> _PROBLEM REQUIREMENTS_: Keep only the lines where "Länderausführung" appears.

> _THE RECORDS_:
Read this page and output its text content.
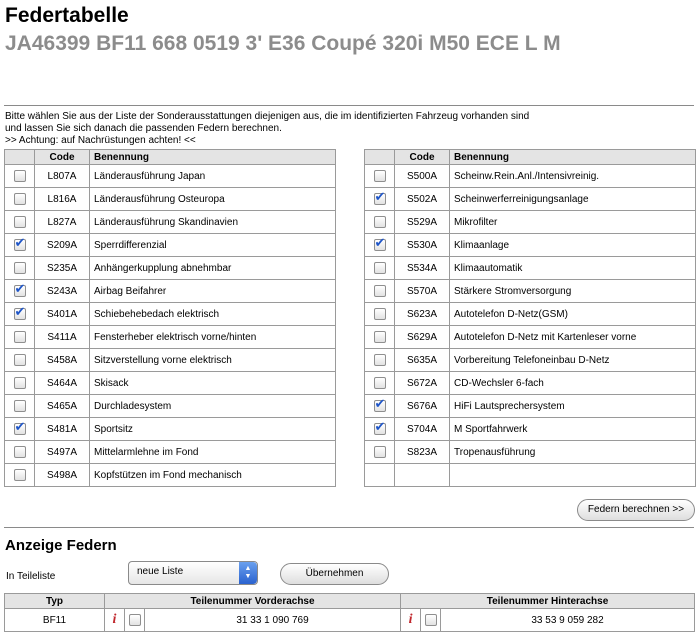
Federtabelle
JA46399 BF11 668 0519 3' E36 Coupé 320i M50 ECE L M
Bitte wählen Sie aus der Liste der Sonderausstattungen diejenigen aus, die im identifizierten Fahrzeug vorhanden sind
und lassen Sie sich danach die passenden Federn berechnen.
>> Achtung: auf Nachrüstungen achten! <<
	Code	Benennung
	L807A	Länderausführung Japan
	L816A	Länderausführung Osteuropa
	L827A	Länderausführung Skandinavien
✔	S209A	Sperrdifferenzial
	S235A	Anhängerkupplung abnehmbar
✔	S243A	Airbag Beifahrer
✔	S401A	Schiebehebedach elektrisch
	S411A	Fensterheber elektrisch vorne/hinten
	S458A	Sitzverstellung vorne elektrisch
	S464A	Skisack
	S465A	Durchladesystem
✔	S481A	Sportsitz
	S497A	Mittelarmlehne im Fond
	S498A	Kopfstützen im Fond mechanisch
	Code	Benennung
	S500A	Scheinw.Rein.Anl./Intensivreinig.
✔	S502A	Scheinwerferreinigungsanlage
	S529A	Mikrofilter
✔	S530A	Klimaanlage
	S534A	Klimaautomatik
	S570A	Stärkere Stromversorgung
	S623A	Autotelefon D-Netz(GSM)
	S629A	Autotelefon D-Netz mit Kartenleser vorne
	S635A	Vorbereitung Telefoneinbau D-Netz
	S672A	CD-Wechsler 6-fach
✔	S676A	HiFi Lautsprechersystem
✔	S704A	M Sportfahrwerk
	S823A	Tropenausführung

Federn berechnen >>
Anzeige Federn
In Teileliste	neue Liste	▲
▼	Übernehmen
Typ	Teilenummer Vorderachse			Teilenummer Hinterachse		
BF11	i		31 33 1 090 769	i		33 53 9 059 282
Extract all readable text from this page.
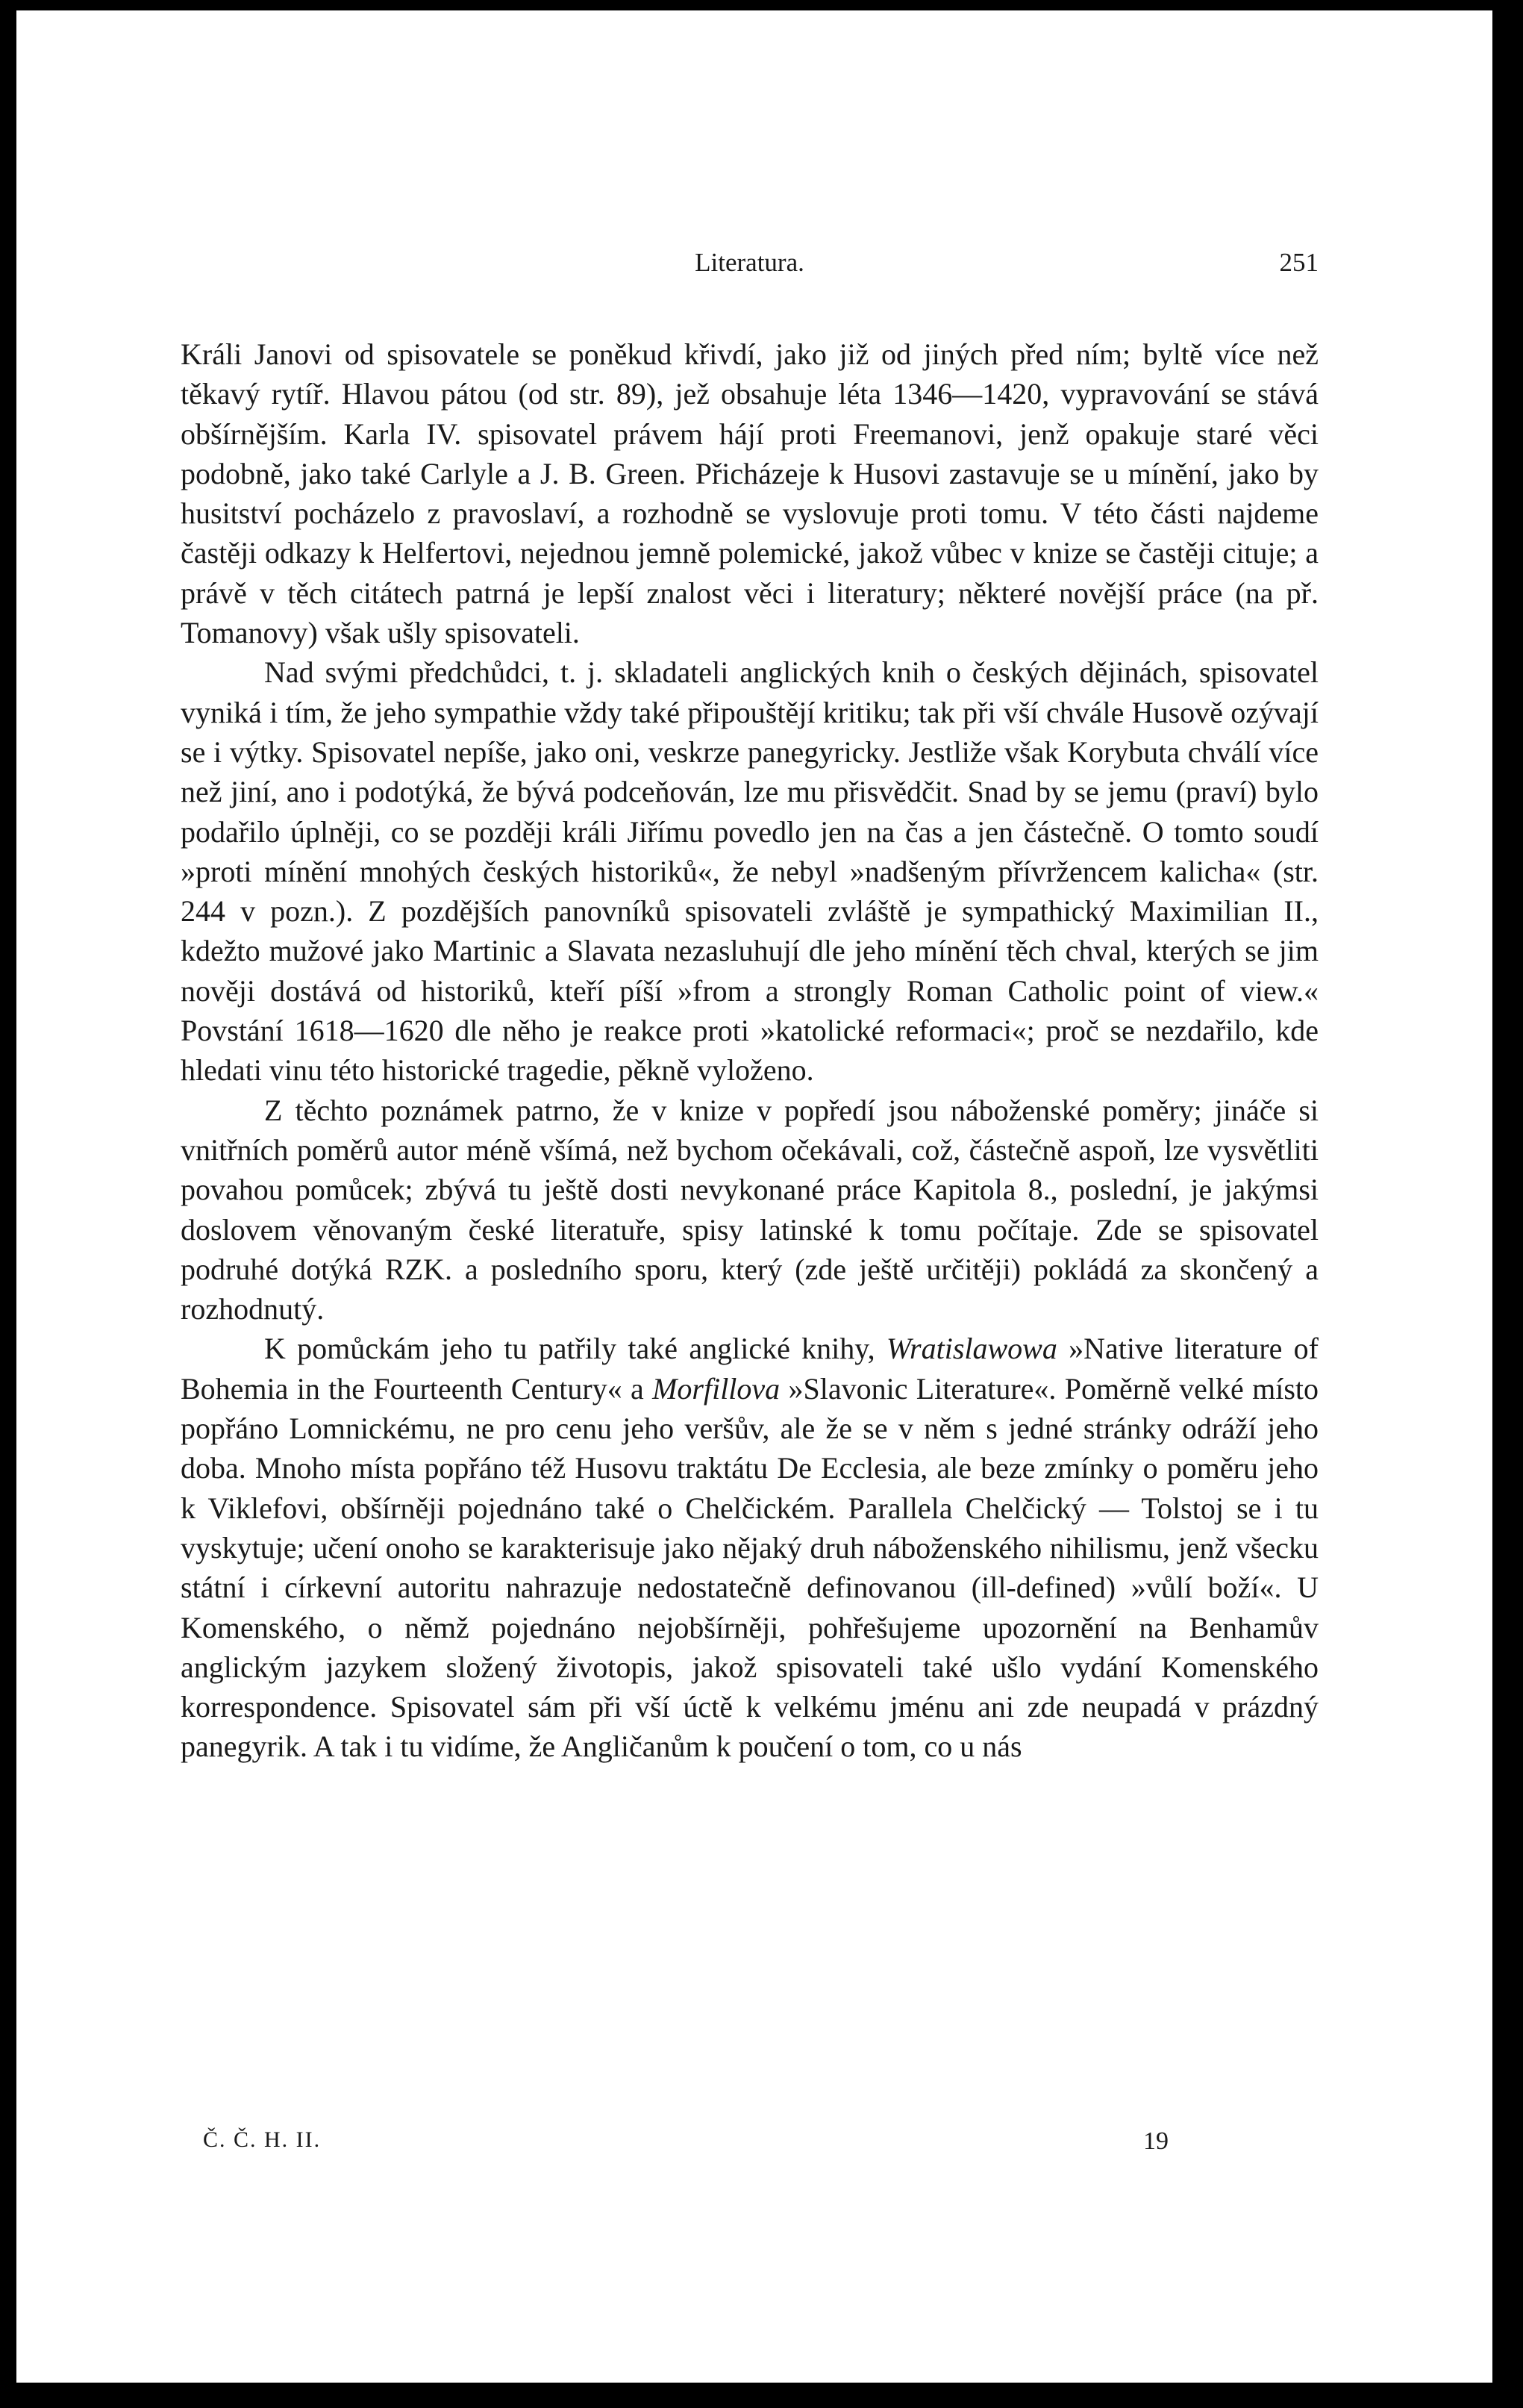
Literatura.	251

Králi Janovi od spisovatele se poněkud křivdí, jako již od jiných před ním; byltě více než těkavý rytíř. Hlavou pátou (od str. 89), jež obsahuje léta 1346—1420, vypravování se stává obšírnějším. Karla IV. spisovatel právem hájí proti Freemanovi, jenž opakuje staré věci podobně, jako také Carlyle a J. B. Green. Přicházeje k Husovi zastavuje se u mínění, jako by husitství pocházelo z pravoslaví, a rozhodně se vyslovuje proti tomu. V této části najdeme častěji odkazy k Helfertovi, nejednou jemně polemické, jakož vůbec v knize se častěji cituje; a právě v těch citátech patrná je lepší znalost věci i literatury; některé novější práce (na př. Tomanovy) však ušly spisovateli.

Nad svými předchůdci, t. j. skladateli anglických knih o českých dějinách, spisovatel vyniká i tím, že jeho sympathie vždy také připouštějí kritiku; tak při vší chvále Husově ozývají se i výtky. Spisovatel nepíše, jako oni, veskrze panegyricky. Jestliže však Korybuta chválí více než jiní, ano i podotýká, že bývá podceňován, lze mu přisvědčit. Snad by se jemu (praví) bylo podařilo úplněji, co se později králi Jiřímu povedlo jen na čas a jen částečně. O tomto soudí »proti mínění mnohých českých historiků«, že nebyl »nadšeným přívržencem kalicha« (str. 244 v pozn.). Z pozdějších panovníků spisovateli zvláště je sympathický Maximilian II., kdežto mužové jako Martinic a Slavata nezasluhují dle jeho mínění těch chval, kterých se jim nověji dostává od historiků, kteří píší »from a strongly Roman Catholic point of view.« Povstání 1618—1620 dle něho je reakce proti »katolické reformaci«; proč se nezdařilo, kde hledati vinu této historické tragedie, pěkně vyloženo.

Z těchto poznámek patrno, že v knize v popředí jsou náboženské poměry; jináče si vnitřních poměrů autor méně všímá, než bychom očekávali, což, částečně aspoň, lze vysvětliti povahou pomůcek; zbývá tu ještě dosti nevykonané práce Kapitola 8., poslední, je jakýmsi doslovem věnovaným české literatuře, spisy latinské k tomu počítaje. Zde se spisovatel podruhé dotýká RZK. a posledního sporu, který (zde ještě určitěji) pokládá za skončený a rozhodnutý.

K pomůckám jeho tu patřily také anglické knihy, Wratislawowa »Native literature of Bohemia in the Fourteenth Century« a Morfillova »Slavonic Literature«. Poměrně velké místo popřáno Lomnickému, ne pro cenu jeho veršův, ale že se v něm s jedné stránky odráží jeho doba. Mnoho místa popřáno též Husovu traktátu De Ecclesia, ale beze zmínky o poměru jeho k Viklefovi, obšírněji pojednáno také o Chelčickém. Parallela Chelčický — Tolstoj se i tu vyskytuje; učení onoho se karakterisuje jako nějaký druh náboženského nihilismu, jenž všecku státní i církevní autoritu nahrazuje nedostatečně definovanou (ill-defined) »vůlí boží«. U Komenského, o němž pojednáno nejobšírněji, pohřešujeme upozornění na Benhamův anglickým jazykem složený životopis, jakož spisovateli také ušlo vydání Komenského korrespondence. Spisovatel sám při vší úctě k velkému jménu ani zde neupadá v prázdný panegyrik. A tak i tu vidíme, že Angličanům k poučení o tom, co u nás

Č. Č. H. II.	19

> _ANSWER TO THE EXERCISE_:
	L807A	Länderausführung Japan
	L816A	Länderausführung Osteuropa
	L827A	Länderausführung Skandinavien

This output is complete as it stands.